Exercise prompt: Bring together all lines of the material below that contain the string "always".

══════════════════════════════

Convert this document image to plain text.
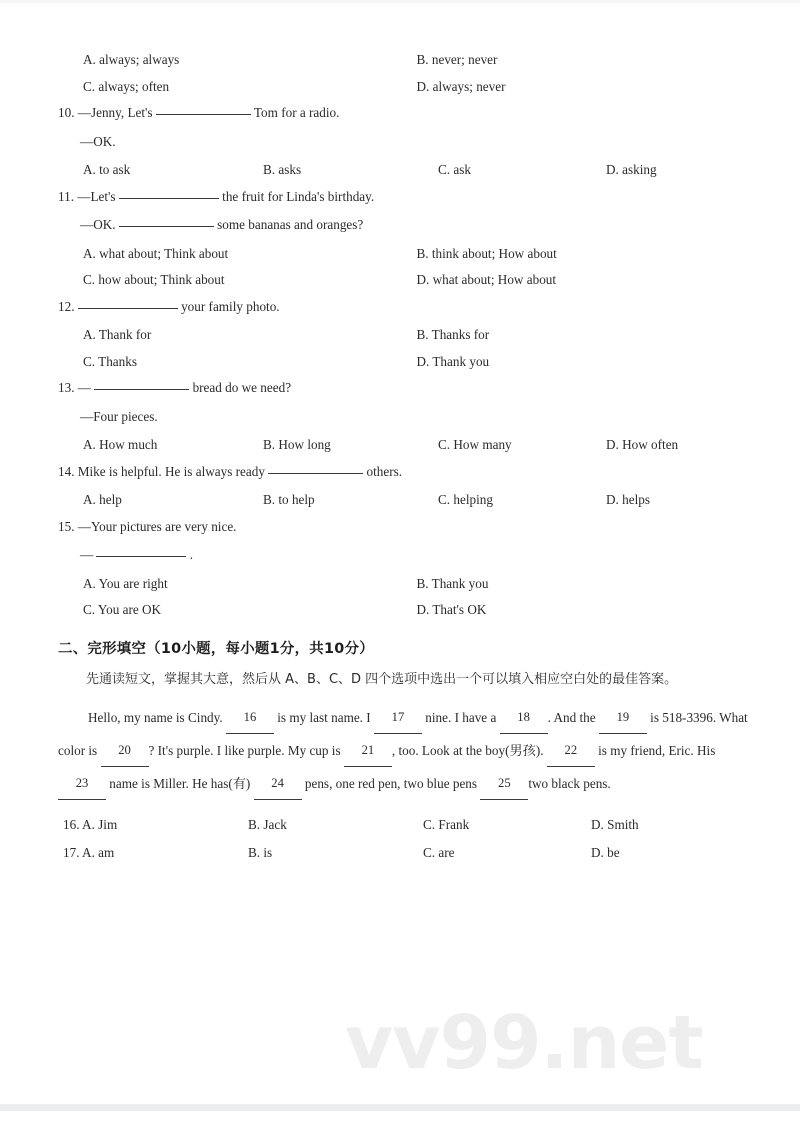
A. always; always	B. never; never
C. always; often	D. always; never
10. —Jenny, Let's	Tom for a radio.
—OK.
A. to ask	B. asks	C. ask	D. asking
11. —Let's	the fruit for Linda's birthday.
—OK.	some bananas and oranges?
A. what about; Think about	B. think about; How about
C. how about; Think about	D. what about; How about
12.	your family photo.
A. Thank for	B. Thanks for
C. Thanks	D. Thank you
13. —	bread do we need?
—Four pieces.
A. How much	B. How long	C. How many	D. How often
14. Mike is helpful. He is always ready	others.
A. help	B. to help	C. helping	D. helps
15. —Your pictures are very nice.
—	.
A. You are right	B. Thank you
C. You are OK	D. That's OK
二、完形填空（10小题，每小题1分，共10分）
先通读短文，掌握其大意，然后从 A、B、C、D 四个选项中选出一个可以填入相应空白处的最佳答案。
Hello, my name is Cindy. 16 is my last name. I 17 nine. I have a 18 . And the 19 is 518-3396. What color is 20 ? It's purple. I like purple. My cup is 21 , too. Look at the boy(男孩). 22 is my friend, Eric. His 23 name is Miller. He has(有) 24 pens, one red pen, two blue pens 25 two black pens.
16. A. Jim	B. Jack	C. Frank	D. Smith
17. A. am	B. is	C. are	D. be
vv99.net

══════════════════════════════

Full response:
A. always; always	B. never; never
C. always; often	D. always; never
14. Mike is helpful. He is always ready	others.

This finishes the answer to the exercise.